Saved data entries
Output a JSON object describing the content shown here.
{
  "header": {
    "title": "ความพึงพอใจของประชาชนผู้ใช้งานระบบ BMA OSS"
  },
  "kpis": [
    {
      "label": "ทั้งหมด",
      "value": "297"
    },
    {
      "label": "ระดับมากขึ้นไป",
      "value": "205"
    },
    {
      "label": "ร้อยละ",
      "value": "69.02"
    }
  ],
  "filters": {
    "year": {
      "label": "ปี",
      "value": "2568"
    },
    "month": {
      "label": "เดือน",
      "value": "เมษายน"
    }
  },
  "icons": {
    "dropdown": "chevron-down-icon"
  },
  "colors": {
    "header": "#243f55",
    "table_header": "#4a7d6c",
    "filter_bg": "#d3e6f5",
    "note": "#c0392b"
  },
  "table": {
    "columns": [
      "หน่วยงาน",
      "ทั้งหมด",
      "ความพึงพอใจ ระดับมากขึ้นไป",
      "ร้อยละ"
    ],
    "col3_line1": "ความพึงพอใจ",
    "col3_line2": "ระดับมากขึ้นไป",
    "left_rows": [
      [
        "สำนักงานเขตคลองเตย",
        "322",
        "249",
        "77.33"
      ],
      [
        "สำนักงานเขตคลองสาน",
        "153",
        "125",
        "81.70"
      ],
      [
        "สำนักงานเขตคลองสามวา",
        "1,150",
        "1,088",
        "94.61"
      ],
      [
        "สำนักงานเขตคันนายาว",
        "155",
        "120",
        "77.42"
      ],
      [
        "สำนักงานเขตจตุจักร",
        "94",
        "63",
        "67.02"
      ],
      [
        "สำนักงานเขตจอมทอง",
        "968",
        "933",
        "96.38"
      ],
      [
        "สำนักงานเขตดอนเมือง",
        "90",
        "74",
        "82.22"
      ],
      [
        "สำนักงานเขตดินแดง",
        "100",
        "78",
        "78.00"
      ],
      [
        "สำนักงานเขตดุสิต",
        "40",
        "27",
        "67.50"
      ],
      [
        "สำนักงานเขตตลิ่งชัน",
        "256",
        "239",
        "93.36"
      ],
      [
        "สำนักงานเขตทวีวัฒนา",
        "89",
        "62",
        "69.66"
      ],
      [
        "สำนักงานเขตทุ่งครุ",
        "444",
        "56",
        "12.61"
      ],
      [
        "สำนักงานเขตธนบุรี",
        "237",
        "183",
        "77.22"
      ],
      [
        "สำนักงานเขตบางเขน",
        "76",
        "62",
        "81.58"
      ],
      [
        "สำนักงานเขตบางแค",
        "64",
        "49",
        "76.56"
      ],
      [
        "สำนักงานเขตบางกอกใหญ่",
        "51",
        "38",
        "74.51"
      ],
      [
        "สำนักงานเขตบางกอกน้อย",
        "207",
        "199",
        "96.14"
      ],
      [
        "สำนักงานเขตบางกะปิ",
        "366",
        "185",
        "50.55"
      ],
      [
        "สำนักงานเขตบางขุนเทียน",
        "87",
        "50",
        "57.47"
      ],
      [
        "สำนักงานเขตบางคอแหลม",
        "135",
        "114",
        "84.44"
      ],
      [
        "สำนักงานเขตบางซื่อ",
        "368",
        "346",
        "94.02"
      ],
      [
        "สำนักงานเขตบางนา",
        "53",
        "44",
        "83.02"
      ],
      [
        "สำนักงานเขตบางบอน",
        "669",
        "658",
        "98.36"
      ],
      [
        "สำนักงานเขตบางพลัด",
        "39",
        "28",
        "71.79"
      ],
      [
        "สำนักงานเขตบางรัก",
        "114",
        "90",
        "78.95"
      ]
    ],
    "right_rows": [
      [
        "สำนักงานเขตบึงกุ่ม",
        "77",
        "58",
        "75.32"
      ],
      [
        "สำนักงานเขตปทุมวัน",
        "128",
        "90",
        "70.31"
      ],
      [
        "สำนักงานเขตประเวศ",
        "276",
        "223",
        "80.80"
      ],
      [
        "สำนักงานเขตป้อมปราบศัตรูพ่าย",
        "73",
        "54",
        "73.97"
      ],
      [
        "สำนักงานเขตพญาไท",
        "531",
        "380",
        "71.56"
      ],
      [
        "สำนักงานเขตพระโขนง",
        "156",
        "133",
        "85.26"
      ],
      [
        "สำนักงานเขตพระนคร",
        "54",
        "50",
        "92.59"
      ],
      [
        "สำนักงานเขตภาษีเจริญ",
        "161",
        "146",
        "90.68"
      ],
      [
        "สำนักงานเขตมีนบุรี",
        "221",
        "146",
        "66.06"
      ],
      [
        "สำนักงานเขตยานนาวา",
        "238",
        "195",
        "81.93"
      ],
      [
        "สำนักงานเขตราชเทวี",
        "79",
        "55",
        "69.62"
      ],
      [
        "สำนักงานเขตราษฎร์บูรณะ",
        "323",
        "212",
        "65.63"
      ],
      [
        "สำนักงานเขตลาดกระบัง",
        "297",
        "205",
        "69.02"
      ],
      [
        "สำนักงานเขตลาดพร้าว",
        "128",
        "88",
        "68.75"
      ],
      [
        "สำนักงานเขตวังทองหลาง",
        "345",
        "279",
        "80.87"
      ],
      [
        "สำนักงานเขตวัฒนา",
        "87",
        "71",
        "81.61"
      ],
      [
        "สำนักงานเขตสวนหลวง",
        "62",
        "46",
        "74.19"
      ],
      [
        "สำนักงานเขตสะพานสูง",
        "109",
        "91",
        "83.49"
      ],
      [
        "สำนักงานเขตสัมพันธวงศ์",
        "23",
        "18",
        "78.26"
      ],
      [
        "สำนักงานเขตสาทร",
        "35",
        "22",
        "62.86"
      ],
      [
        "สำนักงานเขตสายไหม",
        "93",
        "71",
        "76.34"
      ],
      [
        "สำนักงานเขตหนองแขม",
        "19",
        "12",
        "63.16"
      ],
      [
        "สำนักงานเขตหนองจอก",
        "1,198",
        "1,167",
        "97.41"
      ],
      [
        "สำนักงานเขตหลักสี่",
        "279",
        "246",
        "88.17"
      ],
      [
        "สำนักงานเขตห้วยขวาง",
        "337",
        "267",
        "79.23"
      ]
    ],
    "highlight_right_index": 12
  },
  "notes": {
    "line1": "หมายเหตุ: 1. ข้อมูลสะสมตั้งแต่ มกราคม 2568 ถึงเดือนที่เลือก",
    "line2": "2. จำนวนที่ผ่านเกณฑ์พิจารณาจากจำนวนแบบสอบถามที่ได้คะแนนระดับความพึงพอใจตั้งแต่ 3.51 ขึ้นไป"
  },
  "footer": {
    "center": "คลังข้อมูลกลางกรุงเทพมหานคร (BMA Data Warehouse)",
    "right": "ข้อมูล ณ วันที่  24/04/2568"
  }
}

Exercise directions → Copy each line of the data above without altering a single character.

Complete response →
Output a JSON object describing the content shown here.
{
  "header": {
    "title": "ความพึงพอใจของประชาชนผู้ใช้งานระบบ BMA OSS"
  },
  "kpis": [
    {
      "label": "ทั้งหมด",
      "value": "297"
    },
    {
      "label": "ระดับมากขึ้นไป",
      "value": "205"
    },
    {
      "label": "ร้อยละ",
      "value": "69.02"
    }
  ],
  "filters": {
    "year": {
      "label": "ปี",
      "value": "2568"
    },
    "month": {
      "label": "เดือน",
      "value": "เมษายน"
    }
  },
  "icons": {
    "dropdown": "chevron-down-icon"
  },
  "colors": {
    "header": "#243f55",
    "table_header": "#4a7d6c",
    "filter_bg": "#d3e6f5",
    "note": "#c0392b"
  },
  "table": {
    "columns": [
      "หน่วยงาน",
      "ทั้งหมด",
      "ความพึงพอใจ ระดับมากขึ้นไป",
      "ร้อยละ"
    ],
    "col3_line1": "ความพึงพอใจ",
    "col3_line2": "ระดับมากขึ้นไป",
    "left_rows": [
      [
        "สำนักงานเขตคลองเตย",
        "322",
        "249",
        "77.33"
      ],
      [
        "สำนักงานเขตคลองสาน",
        "153",
        "125",
        "81.70"
      ],
      [
        "สำนักงานเขตคลองสามวา",
        "1,150",
        "1,088",
        "94.61"
      ],
      [
        "สำนักงานเขตคันนายาว",
        "155",
        "120",
        "77.42"
      ],
      [
        "สำนักงานเขตจตุจักร",
        "94",
        "63",
        "67.02"
      ],
      [
        "สำนักงานเขตจอมทอง",
        "968",
        "933",
        "96.38"
      ],
      [
        "สำนักงานเขตดอนเมือง",
        "90",
        "74",
        "82.22"
      ],
      [
        "สำนักงานเขตดินแดง",
        "100",
        "78",
        "78.00"
      ],
      [
        "สำนักงานเขตดุสิต",
        "40",
        "27",
        "67.50"
      ],
      [
        "สำนักงานเขตตลิ่งชัน",
        "256",
        "239",
        "93.36"
      ],
      [
        "สำนักงานเขตทวีวัฒนา",
        "89",
        "62",
        "69.66"
      ],
      [
        "สำนักงานเขตทุ่งครุ",
        "444",
        "56",
        "12.61"
      ],
      [
        "สำนักงานเขตธนบุรี",
        "237",
        "183",
        "77.22"
      ],
      [
        "สำนักงานเขตบางเขน",
        "76",
        "62",
        "81.58"
      ],
      [
        "สำนักงานเขตบางแค",
        "64",
        "49",
        "76.56"
      ],
      [
        "สำนักงานเขตบางกอกใหญ่",
        "51",
        "38",
        "74.51"
      ],
      [
        "สำนักงานเขตบางกอกน้อย",
        "207",
        "199",
        "96.14"
      ],
      [
        "สำนักงานเขตบางกะปิ",
        "366",
        "185",
        "50.55"
      ],
      [
        "สำนักงานเขตบางขุนเทียน",
        "87",
        "50",
        "57.47"
      ],
      [
        "สำนักงานเขตบางคอแหลม",
        "135",
        "114",
        "84.44"
      ],
      [
        "สำนักงานเขตบางซื่อ",
        "368",
        "346",
        "94.02"
      ],
      [
        "สำนักงานเขตบางนา",
        "53",
        "44",
        "83.02"
      ],
      [
        "สำนักงานเขตบางบอน",
        "669",
        "658",
        "98.36"
      ],
      [
        "สำนักงานเขตบางพลัด",
        "39",
        "28",
        "71.79"
      ],
      [
        "สำนักงานเขตบางรัก",
        "114",
        "90",
        "78.95"
      ]
    ],
    "right_rows": [
      [
        "สำนักงานเขตบึงกุ่ม",
        "77",
        "58",
        "75.32"
      ],
      [
        "สำนักงานเขตปทุมวัน",
        "128",
        "90",
        "70.31"
      ],
      [
        "สำนักงานเขตประเวศ",
        "276",
        "223",
        "80.80"
      ],
      [
        "สำนักงานเขตป้อมปราบศัตรูพ่าย",
        "73",
        "54",
        "73.97"
      ],
      [
        "สำนักงานเขตพญาไท",
        "531",
        "380",
        "71.56"
      ],
      [
        "สำนักงานเขตพระโขนง",
        "156",
        "133",
        "85.26"
      ],
      [
        "สำนักงานเขตพระนคร",
        "54",
        "50",
        "92.59"
      ],
      [
        "สำนักงานเขตภาษีเจริญ",
        "161",
        "146",
        "90.68"
      ],
      [
        "สำนักงานเขตมีนบุรี",
        "221",
        "146",
        "66.06"
      ],
      [
        "สำนักงานเขตยานนาวา",
        "238",
        "195",
        "81.93"
      ],
      [
        "สำนักงานเขตราชเทวี",
        "79",
        "55",
        "69.62"
      ],
      [
        "สำนักงานเขตราษฎร์บูรณะ",
        "323",
        "212",
        "65.63"
      ],
      [
        "สำนักงานเขตลาดกระบัง",
        "297",
        "205",
        "69.02"
      ],
      [
        "สำนักงานเขตลาดพร้าว",
        "128",
        "88",
        "68.75"
      ],
      [
        "สำนักงานเขตวังทองหลาง",
        "345",
        "279",
        "80.87"
      ],
      [
        "สำนักงานเขตวัฒนา",
        "87",
        "71",
        "81.61"
      ],
      [
        "สำนักงานเขตสวนหลวง",
        "62",
        "46",
        "74.19"
      ],
      [
        "สำนักงานเขตสะพานสูง",
        "109",
        "91",
        "83.49"
      ],
      [
        "สำนักงานเขตสัมพันธวงศ์",
        "23",
        "18",
        "78.26"
      ],
      [
        "สำนักงานเขตสาทร",
        "35",
        "22",
        "62.86"
      ],
      [
        "สำนักงานเขตสายไหม",
        "93",
        "71",
        "76.34"
      ],
      [
        "สำนักงานเขตหนองแขม",
        "19",
        "12",
        "63.16"
      ],
      [
        "สำนักงานเขตหนองจอก",
        "1,198",
        "1,167",
        "97.41"
      ],
      [
        "สำนักงานเขตหลักสี่",
        "279",
        "246",
        "88.17"
      ],
      [
        "สำนักงานเขตห้วยขวาง",
        "337",
        "267",
        "79.23"
      ]
    ],
    "highlight_right_index": 12
  },
  "notes": {
    "line1": "หมายเหตุ: 1. ข้อมูลสะสมตั้งแต่ มกราคม 2568 ถึงเดือนที่เลือก",
    "line2": "2. จำนวนที่ผ่านเกณฑ์พิจารณาจากจำนวนแบบสอบถามที่ได้คะแนนระดับความพึงพอใจตั้งแต่ 3.51 ขึ้นไป"
  },
  "footer": {
    "center": "คลังข้อมูลกลางกรุงเทพมหานคร (BMA Data Warehouse)",
    "right": "ข้อมูล ณ วันที่  24/04/2568"
  }
}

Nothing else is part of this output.